• [Task to carry out] Copy out the listing that follows, exactly, without its pictures.

• [Input for this task]

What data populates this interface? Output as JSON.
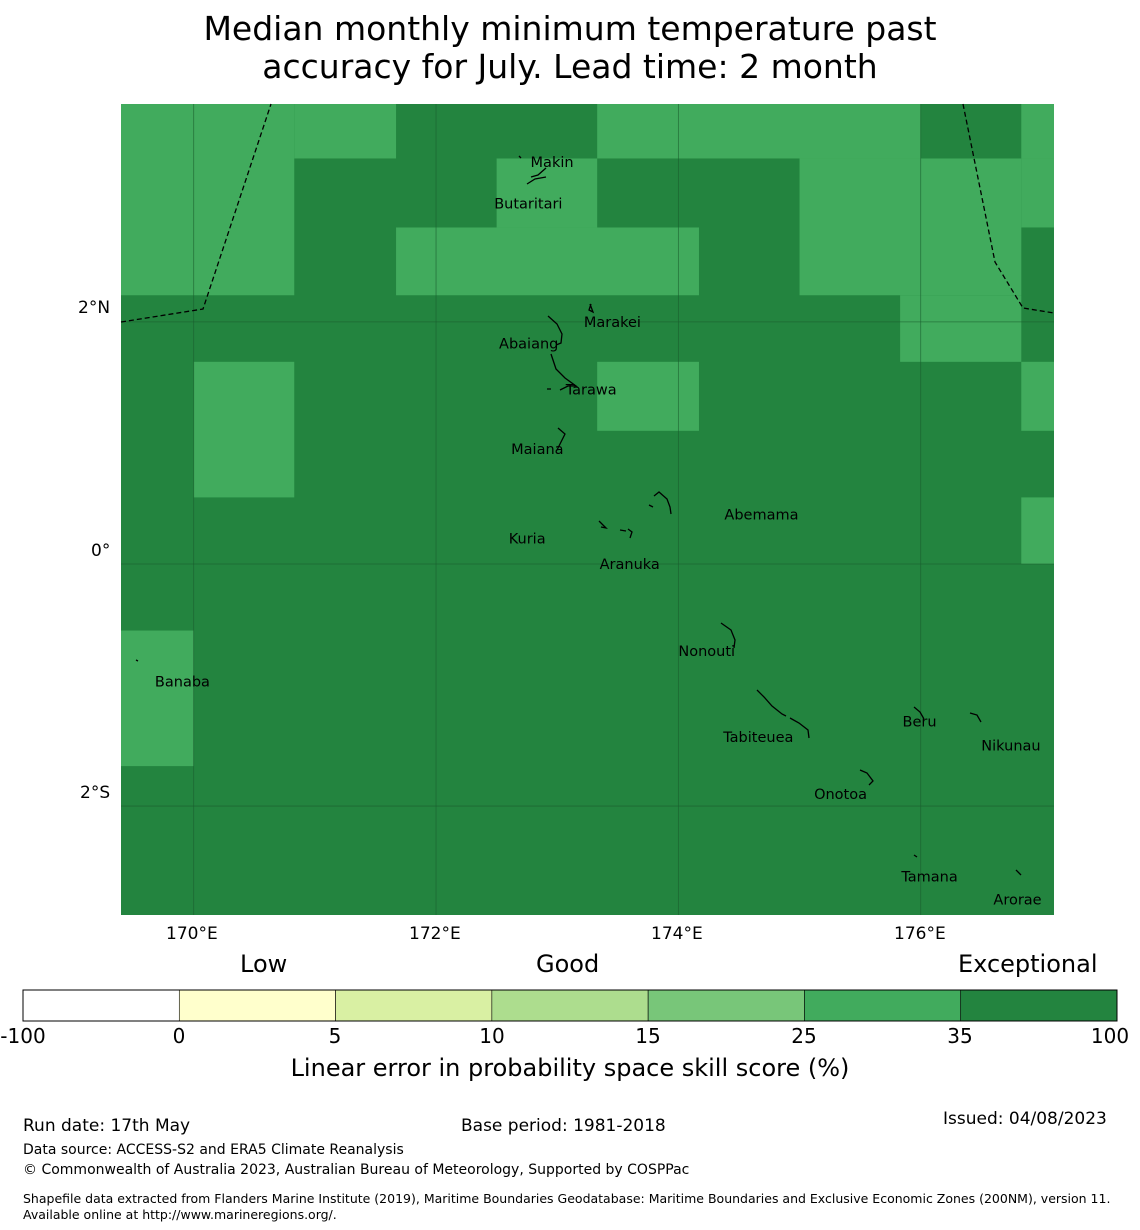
{
  "title": {
    "line1": "Median monthly minimum temperature past",
    "line2": "accuracy for July. Lead time: 2 month"
  },
  "map": {
    "lon_range": [
      169.4,
      177.1
    ],
    "lat_range": [
      -2.9,
      3.8
    ],
    "lat_ticks": [
      {
        "value": 2,
        "label": "2°N"
      },
      {
        "value": 0,
        "label": "0°"
      },
      {
        "value": -2,
        "label": "2°S"
      }
    ],
    "lon_ticks": [
      {
        "value": 170,
        "label": "170°E"
      },
      {
        "value": 172,
        "label": "172°E"
      },
      {
        "value": 174,
        "label": "174°E"
      },
      {
        "value": 176,
        "label": "176°E"
      }
    ],
    "colors": {
      "dark_green": "#23843f",
      "medium_green": "#41ab5d",
      "gridline": "#1a5c2d",
      "boundary": "#000000"
    },
    "skill_cells_note": "Grid cells: value class 25-35 (medium green) else 35-100 (dark green)",
    "medium_cells": [
      {
        "lon": [
          169.4,
          170.83
        ],
        "lat": [
          2.22,
          3.8
        ]
      },
      {
        "lon": [
          170.83,
          171.67
        ],
        "lat": [
          3.35,
          3.8
        ]
      },
      {
        "lon": [
          172.5,
          173.33
        ],
        "lat": [
          2.78,
          3.35
        ]
      },
      {
        "lon": [
          171.67,
          174.17
        ],
        "lat": [
          2.22,
          2.78
        ]
      },
      {
        "lon": [
          173.33,
          176.0
        ],
        "lat": [
          3.35,
          3.8
        ]
      },
      {
        "lon": [
          175.0,
          176.83
        ],
        "lat": [
          2.22,
          3.35
        ]
      },
      {
        "lon": [
          175.83,
          176.83
        ],
        "lat": [
          1.67,
          2.22
        ]
      },
      {
        "lon": [
          176.83,
          177.1
        ],
        "lat": [
          3.35,
          3.8
        ]
      },
      {
        "lon": [
          176.83,
          177.1
        ],
        "lat": [
          2.78,
          3.35
        ]
      },
      {
        "lon": [
          170.0,
          170.83
        ],
        "lat": [
          0.55,
          1.67
        ]
      },
      {
        "lon": [
          173.33,
          174.17
        ],
        "lat": [
          1.1,
          1.67
        ]
      },
      {
        "lon": [
          176.83,
          177.1
        ],
        "lat": [
          1.1,
          1.67
        ]
      },
      {
        "lon": [
          176.83,
          177.1
        ],
        "lat": [
          0.0,
          0.55
        ]
      },
      {
        "lon": [
          169.4,
          170.0
        ],
        "lat": [
          -1.67,
          -0.55
        ]
      }
    ],
    "places": [
      {
        "name": "Makin",
        "lon": 172.78,
        "lat": 3.32
      },
      {
        "name": "Butaritari",
        "lon": 172.48,
        "lat": 2.98
      },
      {
        "name": "Marakei",
        "lon": 173.22,
        "lat": 2.0
      },
      {
        "name": "Abaiang",
        "lon": 172.52,
        "lat": 1.82
      },
      {
        "name": "Tarawa",
        "lon": 173.07,
        "lat": 1.44
      },
      {
        "name": "Maiana",
        "lon": 172.62,
        "lat": 0.95
      },
      {
        "name": "Abemama",
        "lon": 174.38,
        "lat": 0.41
      },
      {
        "name": "Kuria",
        "lon": 172.6,
        "lat": 0.21
      },
      {
        "name": "Aranuka",
        "lon": 173.35,
        "lat": 0.0
      },
      {
        "name": "Nonouti",
        "lon": 174.0,
        "lat": -0.72
      },
      {
        "name": "Banaba",
        "lon": 169.68,
        "lat": -0.97
      },
      {
        "name": "Beru",
        "lon": 175.85,
        "lat": -1.3
      },
      {
        "name": "Tabiteuea",
        "lon": 174.37,
        "lat": -1.43
      },
      {
        "name": "Nikunau",
        "lon": 176.5,
        "lat": -1.5
      },
      {
        "name": "Onotoa",
        "lon": 175.12,
        "lat": -1.9
      },
      {
        "name": "Tamana",
        "lon": 175.84,
        "lat": -2.58
      },
      {
        "name": "Arorae",
        "lon": 176.6,
        "lat": -2.77
      }
    ]
  },
  "colorbar": {
    "categories": {
      "low": "Low",
      "good": "Good",
      "exceptional": "Exceptional"
    },
    "ticks": [
      "-100",
      "0",
      "5",
      "10",
      "15",
      "25",
      "35",
      "100"
    ],
    "colors": [
      "#ffffff",
      "#ffffcc",
      "#d9f0a3",
      "#addd8e",
      "#78c679",
      "#41ab5d",
      "#23843f"
    ],
    "label": "Linear error in probability space skill score (%)"
  },
  "footer": {
    "run_date": "Run date: 17th May",
    "base_period": "Base period: 1981-2018",
    "issued": "Issued: 04/08/2023",
    "data_source": "Data source: ACCESS-S2 and ERA5 Climate Reanalysis",
    "copyright": "© Commonwealth of Australia 2023, Australian Bureau of Meteorology, Supported by COSPPac",
    "shapefile": "Shapefile data extracted from Flanders Marine Institute (2019), Maritime Boundaries Geodatabase: Maritime Boundaries and Exclusive Economic Zones (200NM), version 11. Available online at http://www.marineregions.org/."
  }
}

• [Solution for this exercise]
What data populates this interface? Output as JSON.
{
  "title": {
    "line1": "Median monthly minimum temperature past",
    "line2": "accuracy for July. Lead time: 2 month"
  },
  "map": {
    "lon_range": [
      169.4,
      177.1
    ],
    "lat_range": [
      -2.9,
      3.8
    ],
    "lat_ticks": [
      {
        "value": 2,
        "label": "2°N"
      },
      {
        "value": 0,
        "label": "0°"
      },
      {
        "value": -2,
        "label": "2°S"
      }
    ],
    "lon_ticks": [
      {
        "value": 170,
        "label": "170°E"
      },
      {
        "value": 172,
        "label": "172°E"
      },
      {
        "value": 174,
        "label": "174°E"
      },
      {
        "value": 176,
        "label": "176°E"
      }
    ],
    "colors": {
      "dark_green": "#23843f",
      "medium_green": "#41ab5d",
      "gridline": "#1a5c2d",
      "boundary": "#000000"
    },
    "skill_cells_note": "Grid cells: value class 25-35 (medium green) else 35-100 (dark green)",
    "medium_cells": [
      {
        "lon": [
          169.4,
          170.83
        ],
        "lat": [
          2.22,
          3.8
        ]
      },
      {
        "lon": [
          170.83,
          171.67
        ],
        "lat": [
          3.35,
          3.8
        ]
      },
      {
        "lon": [
          172.5,
          173.33
        ],
        "lat": [
          2.78,
          3.35
        ]
      },
      {
        "lon": [
          171.67,
          174.17
        ],
        "lat": [
          2.22,
          2.78
        ]
      },
      {
        "lon": [
          173.33,
          176.0
        ],
        "lat": [
          3.35,
          3.8
        ]
      },
      {
        "lon": [
          175.0,
          176.83
        ],
        "lat": [
          2.22,
          3.35
        ]
      },
      {
        "lon": [
          175.83,
          176.83
        ],
        "lat": [
          1.67,
          2.22
        ]
      },
      {
        "lon": [
          176.83,
          177.1
        ],
        "lat": [
          3.35,
          3.8
        ]
      },
      {
        "lon": [
          176.83,
          177.1
        ],
        "lat": [
          2.78,
          3.35
        ]
      },
      {
        "lon": [
          170.0,
          170.83
        ],
        "lat": [
          0.55,
          1.67
        ]
      },
      {
        "lon": [
          173.33,
          174.17
        ],
        "lat": [
          1.1,
          1.67
        ]
      },
      {
        "lon": [
          176.83,
          177.1
        ],
        "lat": [
          1.1,
          1.67
        ]
      },
      {
        "lon": [
          176.83,
          177.1
        ],
        "lat": [
          0.0,
          0.55
        ]
      },
      {
        "lon": [
          169.4,
          170.0
        ],
        "lat": [
          -1.67,
          -0.55
        ]
      }
    ],
    "places": [
      {
        "name": "Makin",
        "lon": 172.78,
        "lat": 3.32
      },
      {
        "name": "Butaritari",
        "lon": 172.48,
        "lat": 2.98
      },
      {
        "name": "Marakei",
        "lon": 173.22,
        "lat": 2.0
      },
      {
        "name": "Abaiang",
        "lon": 172.52,
        "lat": 1.82
      },
      {
        "name": "Tarawa",
        "lon": 173.07,
        "lat": 1.44
      },
      {
        "name": "Maiana",
        "lon": 172.62,
        "lat": 0.95
      },
      {
        "name": "Abemama",
        "lon": 174.38,
        "lat": 0.41
      },
      {
        "name": "Kuria",
        "lon": 172.6,
        "lat": 0.21
      },
      {
        "name": "Aranuka",
        "lon": 173.35,
        "lat": 0.0
      },
      {
        "name": "Nonouti",
        "lon": 174.0,
        "lat": -0.72
      },
      {
        "name": "Banaba",
        "lon": 169.68,
        "lat": -0.97
      },
      {
        "name": "Beru",
        "lon": 175.85,
        "lat": -1.3
      },
      {
        "name": "Tabiteuea",
        "lon": 174.37,
        "lat": -1.43
      },
      {
        "name": "Nikunau",
        "lon": 176.5,
        "lat": -1.5
      },
      {
        "name": "Onotoa",
        "lon": 175.12,
        "lat": -1.9
      },
      {
        "name": "Tamana",
        "lon": 175.84,
        "lat": -2.58
      },
      {
        "name": "Arorae",
        "lon": 176.6,
        "lat": -2.77
      }
    ]
  },
  "colorbar": {
    "categories": {
      "low": "Low",
      "good": "Good",
      "exceptional": "Exceptional"
    },
    "ticks": [
      "-100",
      "0",
      "5",
      "10",
      "15",
      "25",
      "35",
      "100"
    ],
    "colors": [
      "#ffffff",
      "#ffffcc",
      "#d9f0a3",
      "#addd8e",
      "#78c679",
      "#41ab5d",
      "#23843f"
    ],
    "label": "Linear error in probability space skill score (%)"
  },
  "footer": {
    "run_date": "Run date: 17th May",
    "base_period": "Base period: 1981-2018",
    "issued": "Issued: 04/08/2023",
    "data_source": "Data source: ACCESS-S2 and ERA5 Climate Reanalysis",
    "copyright": "© Commonwealth of Australia 2023, Australian Bureau of Meteorology, Supported by COSPPac",
    "shapefile": "Shapefile data extracted from Flanders Marine Institute (2019), Maritime Boundaries Geodatabase: Maritime Boundaries and Exclusive Economic Zones (200NM), version 11. Available online at http://www.marineregions.org/."
  }
}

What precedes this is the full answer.